**Exercise details:** Below are records to repeat exactly. Omit the pictures from the copy.

**Exercise data:**
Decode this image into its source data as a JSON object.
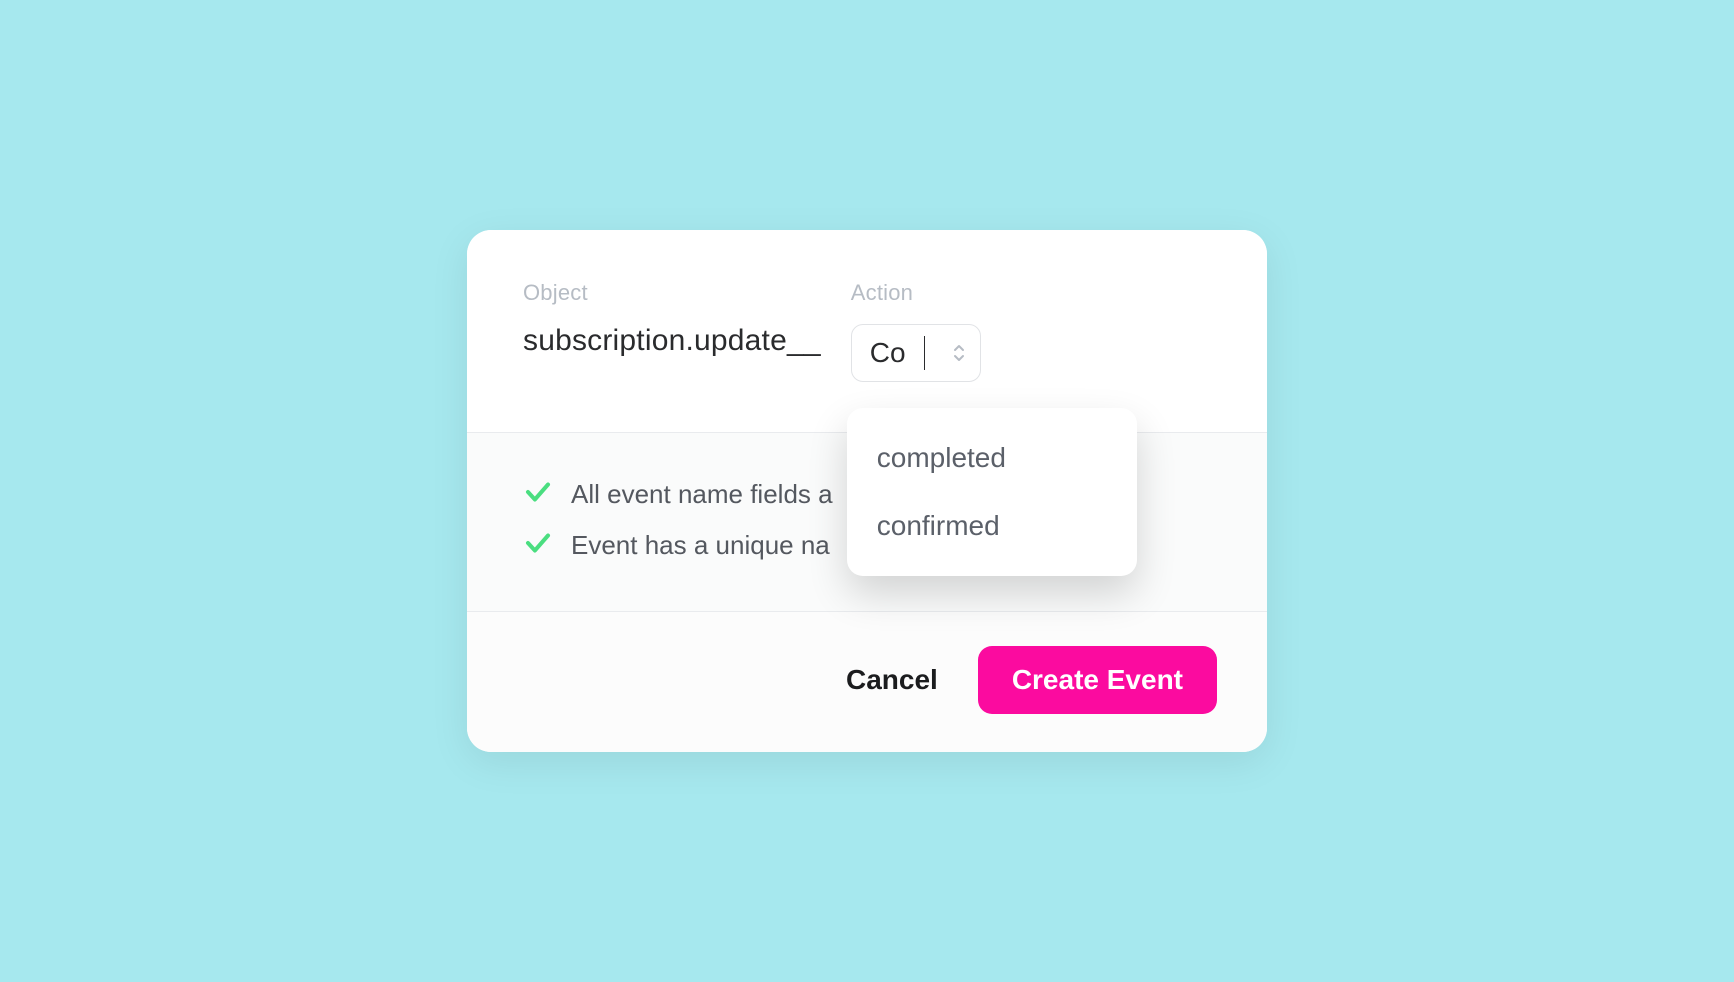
{
  "form": {
    "object": {
      "label": "Object",
      "value": "subscription.update__"
    },
    "action": {
      "label": "Action",
      "typed": "Co",
      "options": [
        "completed",
        "confirmed"
      ]
    }
  },
  "checks": [
    {
      "ok": true,
      "text": "All event name fields a"
    },
    {
      "ok": true,
      "text": "Event has a unique na"
    }
  ],
  "footer": {
    "cancel": "Cancel",
    "primary": "Create Event"
  },
  "colors": {
    "background": "#a6e8ee",
    "accent": "#fb0b9f",
    "check_ok": "#4ade80"
  }
}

**Result:**
Decode this image into its source data as a JSON object.
{
  "form": {
    "object": {
      "label": "Object",
      "value": "subscription.update__"
    },
    "action": {
      "label": "Action",
      "typed": "Co",
      "options": [
        "completed",
        "confirmed"
      ]
    }
  },
  "checks": [
    {
      "ok": true,
      "text": "All event name fields a"
    },
    {
      "ok": true,
      "text": "Event has a unique na"
    }
  ],
  "footer": {
    "cancel": "Cancel",
    "primary": "Create Event"
  },
  "colors": {
    "background": "#a6e8ee",
    "accent": "#fb0b9f",
    "check_ok": "#4ade80"
  }
}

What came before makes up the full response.